**** STORED DATA ****

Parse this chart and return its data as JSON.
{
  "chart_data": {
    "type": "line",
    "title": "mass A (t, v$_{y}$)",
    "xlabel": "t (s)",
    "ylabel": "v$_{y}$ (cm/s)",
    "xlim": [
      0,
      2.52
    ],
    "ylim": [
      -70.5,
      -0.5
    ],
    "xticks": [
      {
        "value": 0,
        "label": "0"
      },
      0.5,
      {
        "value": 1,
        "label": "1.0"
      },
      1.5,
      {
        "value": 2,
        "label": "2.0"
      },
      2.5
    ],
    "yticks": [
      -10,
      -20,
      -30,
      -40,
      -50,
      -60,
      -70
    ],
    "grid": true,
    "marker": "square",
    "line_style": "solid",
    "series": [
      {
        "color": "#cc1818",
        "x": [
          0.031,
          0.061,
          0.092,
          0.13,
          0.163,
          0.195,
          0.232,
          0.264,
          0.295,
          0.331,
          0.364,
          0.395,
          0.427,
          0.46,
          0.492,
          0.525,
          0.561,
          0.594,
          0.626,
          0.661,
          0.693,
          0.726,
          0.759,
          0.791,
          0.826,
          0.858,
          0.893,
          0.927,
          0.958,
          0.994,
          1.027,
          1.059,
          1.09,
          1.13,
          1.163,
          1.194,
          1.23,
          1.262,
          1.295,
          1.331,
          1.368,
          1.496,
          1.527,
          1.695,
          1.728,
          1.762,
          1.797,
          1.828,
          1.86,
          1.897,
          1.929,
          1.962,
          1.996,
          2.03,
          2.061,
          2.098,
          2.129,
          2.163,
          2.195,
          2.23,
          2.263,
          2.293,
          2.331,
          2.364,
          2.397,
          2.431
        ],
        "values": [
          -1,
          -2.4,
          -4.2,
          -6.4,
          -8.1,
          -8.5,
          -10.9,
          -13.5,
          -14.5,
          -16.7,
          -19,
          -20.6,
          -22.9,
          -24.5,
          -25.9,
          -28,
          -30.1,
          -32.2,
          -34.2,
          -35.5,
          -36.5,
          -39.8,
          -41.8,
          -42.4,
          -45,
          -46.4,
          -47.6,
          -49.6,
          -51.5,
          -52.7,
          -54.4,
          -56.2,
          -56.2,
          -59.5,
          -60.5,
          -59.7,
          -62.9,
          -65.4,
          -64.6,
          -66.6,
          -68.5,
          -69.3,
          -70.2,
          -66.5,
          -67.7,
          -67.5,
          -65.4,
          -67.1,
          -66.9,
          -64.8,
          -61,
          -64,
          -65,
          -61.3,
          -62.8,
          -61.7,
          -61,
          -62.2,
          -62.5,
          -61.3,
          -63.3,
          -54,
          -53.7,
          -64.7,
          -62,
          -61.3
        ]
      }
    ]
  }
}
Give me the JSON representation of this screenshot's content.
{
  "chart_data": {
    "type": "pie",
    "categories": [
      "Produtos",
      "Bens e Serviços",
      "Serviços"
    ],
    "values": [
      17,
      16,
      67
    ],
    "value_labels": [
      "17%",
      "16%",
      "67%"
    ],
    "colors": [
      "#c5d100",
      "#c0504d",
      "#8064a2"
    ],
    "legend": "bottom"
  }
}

****

• **SET PROBLEM**: Reproduce the full set of records precisely.

• **RESPONSE**:
Parse this chart and return its data as JSON.
{
  "chart_data": {
    "type": "line",
    "title": "mass A (t, v$_{y}$)",
    "xlabel": "t (s)",
    "ylabel": "v$_{y}$ (cm/s)",
    "xlim": [
      0,
      2.52
    ],
    "ylim": [
      -70.5,
      -0.5
    ],
    "xticks": [
      {
        "value": 0,
        "label": "0"
      },
      0.5,
      {
        "value": 1,
        "label": "1.0"
      },
      1.5,
      {
        "value": 2,
        "label": "2.0"
      },
      2.5
    ],
    "yticks": [
      -10,
      -20,
      -30,
      -40,
      -50,
      -60,
      -70
    ],
    "grid": true,
    "marker": "square",
    "line_style": "solid",
    "series": [
      {
        "color": "#cc1818",
        "x": [
          0.031,
          0.061,
          0.092,
          0.13,
          0.163,
          0.195,
          0.232,
          0.264,
          0.295,
          0.331,
          0.364,
          0.395,
          0.427,
          0.46,
          0.492,
          0.525,
          0.561,
          0.594,
          0.626,
          0.661,
          0.693,
          0.726,
          0.759,
          0.791,
          0.826,
          0.858,
          0.893,
          0.927,
          0.958,
          0.994,
          1.027,
          1.059,
          1.09,
          1.13,
          1.163,
          1.194,
          1.23,
          1.262,
          1.295,
          1.331,
          1.368,
          1.496,
          1.527,
          1.695,
          1.728,
          1.762,
          1.797,
          1.828,
          1.86,
          1.897,
          1.929,
          1.962,
          1.996,
          2.03,
          2.061,
          2.098,
          2.129,
          2.163,
          2.195,
          2.23,
          2.263,
          2.293,
          2.331,
          2.364,
          2.397,
          2.431
        ],
        "values": [
          -1,
          -2.4,
          -4.2,
          -6.4,
          -8.1,
          -8.5,
          -10.9,
          -13.5,
          -14.5,
          -16.7,
          -19,
          -20.6,
          -22.9,
          -24.5,
          -25.9,
          -28,
          -30.1,
          -32.2,
          -34.2,
          -35.5,
          -36.5,
          -39.8,
          -41.8,
          -42.4,
          -45,
          -46.4,
          -47.6,
          -49.6,
          -51.5,
          -52.7,
          -54.4,
          -56.2,
          -56.2,
          -59.5,
          -60.5,
          -59.7,
          -62.9,
          -65.4,
          -64.6,
          -66.6,
          -68.5,
          -69.3,
          -70.2,
          -66.5,
          -67.7,
          -67.5,
          -65.4,
          -67.1,
          -66.9,
          -64.8,
          -61,
          -64,
          -65,
          -61.3,
          -62.8,
          -61.7,
          -61,
          -62.2,
          -62.5,
          -61.3,
          -63.3,
          -54,
          -53.7,
          -64.7,
          -62,
          -61.3
        ]
      }
    ]
  }
}
Give me the JSON representation of this screenshot's content.
{
  "chart_data": {
    "type": "pie",
    "categories": [
      "Produtos",
      "Bens e Serviços",
      "Serviços"
    ],
    "values": [
      17,
      16,
      67
    ],
    "value_labels": [
      "17%",
      "16%",
      "67%"
    ],
    "colors": [
      "#c5d100",
      "#c0504d",
      "#8064a2"
    ],
    "legend": "bottom"
  }
}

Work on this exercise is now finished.